(Some records)
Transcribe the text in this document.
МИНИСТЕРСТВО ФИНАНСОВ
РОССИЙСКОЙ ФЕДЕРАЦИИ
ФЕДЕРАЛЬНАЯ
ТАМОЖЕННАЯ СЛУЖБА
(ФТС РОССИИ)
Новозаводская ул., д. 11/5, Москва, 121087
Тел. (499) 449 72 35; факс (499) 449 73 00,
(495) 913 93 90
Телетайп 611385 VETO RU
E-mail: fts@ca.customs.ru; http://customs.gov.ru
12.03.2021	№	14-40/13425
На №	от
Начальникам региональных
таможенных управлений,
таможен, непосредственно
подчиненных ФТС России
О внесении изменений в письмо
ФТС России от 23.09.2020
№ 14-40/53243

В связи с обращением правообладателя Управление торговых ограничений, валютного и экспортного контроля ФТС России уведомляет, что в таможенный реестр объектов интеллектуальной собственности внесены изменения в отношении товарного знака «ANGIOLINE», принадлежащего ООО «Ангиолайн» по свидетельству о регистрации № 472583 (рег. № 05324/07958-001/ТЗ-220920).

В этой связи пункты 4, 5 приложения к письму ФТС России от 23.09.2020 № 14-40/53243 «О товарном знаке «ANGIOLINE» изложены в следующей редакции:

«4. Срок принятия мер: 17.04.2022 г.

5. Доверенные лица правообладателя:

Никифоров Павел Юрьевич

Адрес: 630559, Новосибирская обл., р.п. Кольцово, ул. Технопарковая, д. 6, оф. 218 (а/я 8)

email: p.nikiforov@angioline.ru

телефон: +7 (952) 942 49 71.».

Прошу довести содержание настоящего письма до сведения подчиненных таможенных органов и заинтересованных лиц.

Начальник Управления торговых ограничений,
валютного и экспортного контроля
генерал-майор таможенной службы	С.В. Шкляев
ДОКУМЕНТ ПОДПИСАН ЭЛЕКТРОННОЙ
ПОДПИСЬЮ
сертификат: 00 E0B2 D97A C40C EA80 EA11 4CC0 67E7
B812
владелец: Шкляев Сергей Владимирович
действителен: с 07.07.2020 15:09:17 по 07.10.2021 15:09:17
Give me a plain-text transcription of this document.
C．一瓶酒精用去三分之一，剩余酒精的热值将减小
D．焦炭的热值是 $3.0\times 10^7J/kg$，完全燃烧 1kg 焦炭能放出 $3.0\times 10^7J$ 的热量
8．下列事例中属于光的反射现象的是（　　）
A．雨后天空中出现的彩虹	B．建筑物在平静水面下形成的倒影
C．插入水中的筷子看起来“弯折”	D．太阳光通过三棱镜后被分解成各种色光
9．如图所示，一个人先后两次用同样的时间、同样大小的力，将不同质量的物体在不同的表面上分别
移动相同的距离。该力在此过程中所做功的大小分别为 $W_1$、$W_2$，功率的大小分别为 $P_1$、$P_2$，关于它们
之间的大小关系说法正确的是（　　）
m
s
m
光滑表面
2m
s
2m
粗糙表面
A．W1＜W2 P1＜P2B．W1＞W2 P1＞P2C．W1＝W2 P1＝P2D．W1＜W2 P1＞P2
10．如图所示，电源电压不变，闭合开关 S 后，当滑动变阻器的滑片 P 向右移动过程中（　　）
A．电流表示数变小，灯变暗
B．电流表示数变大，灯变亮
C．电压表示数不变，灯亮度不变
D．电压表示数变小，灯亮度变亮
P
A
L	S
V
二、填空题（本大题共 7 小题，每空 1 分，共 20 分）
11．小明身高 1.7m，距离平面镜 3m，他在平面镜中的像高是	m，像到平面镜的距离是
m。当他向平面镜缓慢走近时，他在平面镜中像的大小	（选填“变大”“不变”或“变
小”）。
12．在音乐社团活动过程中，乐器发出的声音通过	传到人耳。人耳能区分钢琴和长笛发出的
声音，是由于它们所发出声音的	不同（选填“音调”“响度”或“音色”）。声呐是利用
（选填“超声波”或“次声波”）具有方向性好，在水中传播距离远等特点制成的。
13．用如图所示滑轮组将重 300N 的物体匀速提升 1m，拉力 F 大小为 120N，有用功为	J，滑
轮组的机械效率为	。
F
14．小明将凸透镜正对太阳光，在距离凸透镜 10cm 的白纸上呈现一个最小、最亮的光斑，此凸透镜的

#### PROBLEM STATEMENT
Nothing may be left out: return each entry exactly as it reads.

#### CORRECT RESPONSE
Transcribe the text in this document.
МИНИСТЕРСТВО ФИНАНСОВ
РОССИЙСКОЙ ФЕДЕРАЦИИ
ФЕДЕРАЛЬНАЯ
ТАМОЖЕННАЯ СЛУЖБА
(ФТС РОССИИ)
Новозаводская ул., д. 11/5, Москва, 121087
Тел. (499) 449 72 35; факс (499) 449 73 00,
(495) 913 93 90
Телетайп 611385 VETO RU
E-mail: fts@ca.customs.ru; http://customs.gov.ru
12.03.2021	№	14-40/13425
На №	от
Начальникам региональных
таможенных управлений,
таможен, непосредственно
подчиненных ФТС России
О внесении изменений в письмо
ФТС России от 23.09.2020
№ 14-40/53243

В связи с обращением правообладателя Управление торговых ограничений, валютного и экспортного контроля ФТС России уведомляет, что в таможенный реестр объектов интеллектуальной собственности внесены изменения в отношении товарного знака «ANGIOLINE», принадлежащего ООО «Ангиолайн» по свидетельству о регистрации № 472583 (рег. № 05324/07958-001/ТЗ-220920).

В этой связи пункты 4, 5 приложения к письму ФТС России от 23.09.2020 № 14-40/53243 «О товарном знаке «ANGIOLINE» изложены в следующей редакции:

«4. Срок принятия мер: 17.04.2022 г.

5. Доверенные лица правообладателя:

Никифоров Павел Юрьевич

Адрес: 630559, Новосибирская обл., р.п. Кольцово, ул. Технопарковая, д. 6, оф. 218 (а/я 8)

email: p.nikiforov@angioline.ru

телефон: +7 (952) 942 49 71.».

Прошу довести содержание настоящего письма до сведения подчиненных таможенных органов и заинтересованных лиц.

Начальник Управления торговых ограничений,
валютного и экспортного контроля
генерал-майор таможенной службы	С.В. Шкляев
ДОКУМЕНТ ПОДПИСАН ЭЛЕКТРОННОЙ
ПОДПИСЬЮ
сертификат: 00 E0B2 D97A C40C EA80 EA11 4CC0 67E7
B812
владелец: Шкляев Сергей Владимирович
действителен: с 07.07.2020 15:09:17 по 07.10.2021 15:09:17
Give me a plain-text transcription of this document.
C．一瓶酒精用去三分之一，剩余酒精的热值将减小
D．焦炭的热值是 $3.0\times 10^7J/kg$，完全燃烧 1kg 焦炭能放出 $3.0\times 10^7J$ 的热量
8．下列事例中属于光的反射现象的是（　　）
A．雨后天空中出现的彩虹	B．建筑物在平静水面下形成的倒影
C．插入水中的筷子看起来“弯折”	D．太阳光通过三棱镜后被分解成各种色光
9．如图所示，一个人先后两次用同样的时间、同样大小的力，将不同质量的物体在不同的表面上分别
移动相同的距离。该力在此过程中所做功的大小分别为 $W_1$、$W_2$，功率的大小分别为 $P_1$、$P_2$，关于它们
之间的大小关系说法正确的是（　　）
m
s
m
光滑表面
2m
s
2m
粗糙表面
A．W1＜W2 P1＜P2B．W1＞W2 P1＞P2C．W1＝W2 P1＝P2D．W1＜W2 P1＞P2
10．如图所示，电源电压不变，闭合开关 S 后，当滑动变阻器的滑片 P 向右移动过程中（　　）
A．电流表示数变小，灯变暗
B．电流表示数变大，灯变亮
C．电压表示数不变，灯亮度不变
D．电压表示数变小，灯亮度变亮
P
A
L	S
V
二、填空题（本大题共 7 小题，每空 1 分，共 20 分）
11．小明身高 1.7m，距离平面镜 3m，他在平面镜中的像高是	m，像到平面镜的距离是
m。当他向平面镜缓慢走近时，他在平面镜中像的大小	（选填“变大”“不变”或“变
小”）。
12．在音乐社团活动过程中，乐器发出的声音通过	传到人耳。人耳能区分钢琴和长笛发出的
声音，是由于它们所发出声音的	不同（选填“音调”“响度”或“音色”）。声呐是利用
（选填“超声波”或“次声波”）具有方向性好，在水中传播距离远等特点制成的。
13．用如图所示滑轮组将重 300N 的物体匀速提升 1m，拉力 F 大小为 120N，有用功为	J，滑
轮组的机械效率为	。
F
14．小明将凸透镜正对太阳光，在距离凸透镜 10cm 的白纸上呈现一个最小、最亮的光斑，此凸透镜的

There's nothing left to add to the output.